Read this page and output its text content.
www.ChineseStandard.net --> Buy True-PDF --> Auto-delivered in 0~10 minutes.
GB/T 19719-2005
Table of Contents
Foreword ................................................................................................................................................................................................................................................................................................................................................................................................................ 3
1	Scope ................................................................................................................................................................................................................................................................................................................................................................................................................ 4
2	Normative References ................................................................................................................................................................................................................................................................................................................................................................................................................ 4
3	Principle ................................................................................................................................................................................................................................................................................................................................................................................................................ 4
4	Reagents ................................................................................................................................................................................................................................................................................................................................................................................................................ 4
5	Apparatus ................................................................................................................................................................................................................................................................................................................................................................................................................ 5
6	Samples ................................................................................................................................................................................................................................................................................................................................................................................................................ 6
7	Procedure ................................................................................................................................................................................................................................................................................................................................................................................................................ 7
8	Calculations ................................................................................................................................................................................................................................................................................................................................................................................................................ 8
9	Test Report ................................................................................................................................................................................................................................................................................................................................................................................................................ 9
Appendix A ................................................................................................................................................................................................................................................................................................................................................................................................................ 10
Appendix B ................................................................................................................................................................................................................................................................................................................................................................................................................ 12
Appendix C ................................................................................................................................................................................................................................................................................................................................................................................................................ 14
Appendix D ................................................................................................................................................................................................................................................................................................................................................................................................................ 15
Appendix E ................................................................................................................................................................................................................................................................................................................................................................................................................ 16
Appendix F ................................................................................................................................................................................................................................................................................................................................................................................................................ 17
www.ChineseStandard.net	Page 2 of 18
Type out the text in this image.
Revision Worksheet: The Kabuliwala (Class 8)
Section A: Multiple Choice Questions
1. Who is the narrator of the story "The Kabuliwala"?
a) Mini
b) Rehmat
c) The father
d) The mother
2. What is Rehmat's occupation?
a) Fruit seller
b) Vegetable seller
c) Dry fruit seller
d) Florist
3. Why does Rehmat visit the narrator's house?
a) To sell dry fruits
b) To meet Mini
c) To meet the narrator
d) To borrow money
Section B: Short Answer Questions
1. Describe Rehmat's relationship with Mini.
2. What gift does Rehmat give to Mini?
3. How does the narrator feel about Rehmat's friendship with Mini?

(TASK BRIEF)
Retype every record above exactly as written.

(TASK ANSWER)
Read this page and output its text content.
www.ChineseStandard.net --> Buy True-PDF --> Auto-delivered in 0~10 minutes.
GB/T 19719-2005
Table of Contents
Foreword ................................................................................................................................................................................................................................................................................................................................................................................................................ 3
1	Scope ................................................................................................................................................................................................................................................................................................................................................................................................................ 4
2	Normative References ................................................................................................................................................................................................................................................................................................................................................................................................................ 4
3	Principle ................................................................................................................................................................................................................................................................................................................................................................................................................ 4
4	Reagents ................................................................................................................................................................................................................................................................................................................................................................................................................ 4
5	Apparatus ................................................................................................................................................................................................................................................................................................................................................................................................................ 5
6	Samples ................................................................................................................................................................................................................................................................................................................................................................................................................ 6
7	Procedure ................................................................................................................................................................................................................................................................................................................................................................................................................ 7
8	Calculations ................................................................................................................................................................................................................................................................................................................................................................................................................ 8
9	Test Report ................................................................................................................................................................................................................................................................................................................................................................................................................ 9
Appendix A ................................................................................................................................................................................................................................................................................................................................................................................................................ 10
Appendix B ................................................................................................................................................................................................................................................................................................................................................................................................................ 12
Appendix C ................................................................................................................................................................................................................................................................................................................................................................................................................ 14
Appendix D ................................................................................................................................................................................................................................................................................................................................................................................................................ 15
Appendix E ................................................................................................................................................................................................................................................................................................................................................................................................................ 16
Appendix F ................................................................................................................................................................................................................................................................................................................................................................................................................ 17
www.ChineseStandard.net	Page 2 of 18
Type out the text in this image.
Revision Worksheet: The Kabuliwala (Class 8)
Section A: Multiple Choice Questions
1. Who is the narrator of the story "The Kabuliwala"?
a) Mini
b) Rehmat
c) The father
d) The mother
2. What is Rehmat's occupation?
a) Fruit seller
b) Vegetable seller
c) Dry fruit seller
d) Florist
3. Why does Rehmat visit the narrator's house?
a) To sell dry fruits
b) To meet Mini
c) To meet the narrator
d) To borrow money
Section B: Short Answer Questions
1. Describe Rehmat's relationship with Mini.
2. What gift does Rehmat give to Mini?
3. How does the narrator feel about Rehmat's friendship with Mini?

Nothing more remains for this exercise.